SUPPLIED DATA >>
<<<<

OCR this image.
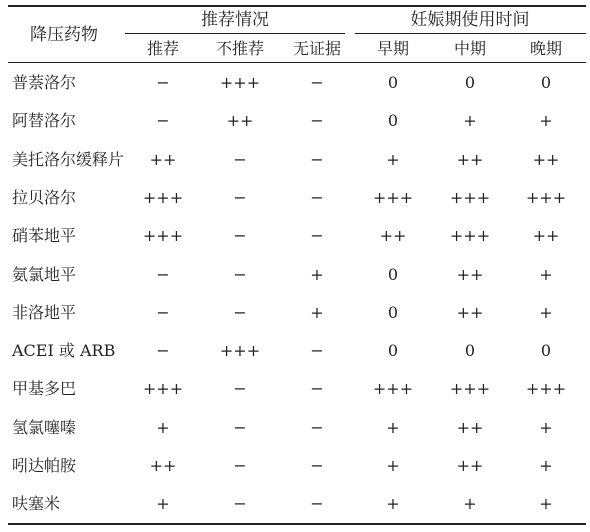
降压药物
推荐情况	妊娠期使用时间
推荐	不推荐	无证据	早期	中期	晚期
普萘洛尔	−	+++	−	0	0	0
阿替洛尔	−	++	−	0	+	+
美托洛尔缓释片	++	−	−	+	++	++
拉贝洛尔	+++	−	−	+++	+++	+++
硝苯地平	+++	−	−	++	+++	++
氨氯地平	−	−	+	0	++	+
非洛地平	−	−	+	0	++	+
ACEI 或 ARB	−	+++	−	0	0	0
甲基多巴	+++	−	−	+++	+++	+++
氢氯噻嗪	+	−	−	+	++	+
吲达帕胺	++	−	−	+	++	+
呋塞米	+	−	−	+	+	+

>>>>
<<<<

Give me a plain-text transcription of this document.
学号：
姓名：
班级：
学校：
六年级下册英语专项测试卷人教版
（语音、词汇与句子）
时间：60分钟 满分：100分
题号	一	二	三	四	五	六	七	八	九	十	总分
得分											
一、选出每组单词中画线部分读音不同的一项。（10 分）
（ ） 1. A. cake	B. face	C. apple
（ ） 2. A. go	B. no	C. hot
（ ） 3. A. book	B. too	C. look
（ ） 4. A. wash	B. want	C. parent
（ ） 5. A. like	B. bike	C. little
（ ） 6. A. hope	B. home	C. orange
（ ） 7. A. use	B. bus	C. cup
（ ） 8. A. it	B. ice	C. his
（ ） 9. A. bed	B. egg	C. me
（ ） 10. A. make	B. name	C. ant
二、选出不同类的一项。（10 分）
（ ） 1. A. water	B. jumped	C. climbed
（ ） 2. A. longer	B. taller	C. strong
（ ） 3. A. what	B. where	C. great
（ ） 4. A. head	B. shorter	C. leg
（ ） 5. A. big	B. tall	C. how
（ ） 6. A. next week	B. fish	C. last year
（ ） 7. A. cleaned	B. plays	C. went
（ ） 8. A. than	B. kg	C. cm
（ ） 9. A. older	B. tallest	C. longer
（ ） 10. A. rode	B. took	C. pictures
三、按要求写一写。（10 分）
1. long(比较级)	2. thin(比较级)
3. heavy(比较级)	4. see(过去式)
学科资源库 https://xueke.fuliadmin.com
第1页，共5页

>>>>

Using the data above, copy each line that contains "longer".

（ ） 2. A. longer	B. taller	C. strong
（ ） 9. A. older	B. tallest	C. longer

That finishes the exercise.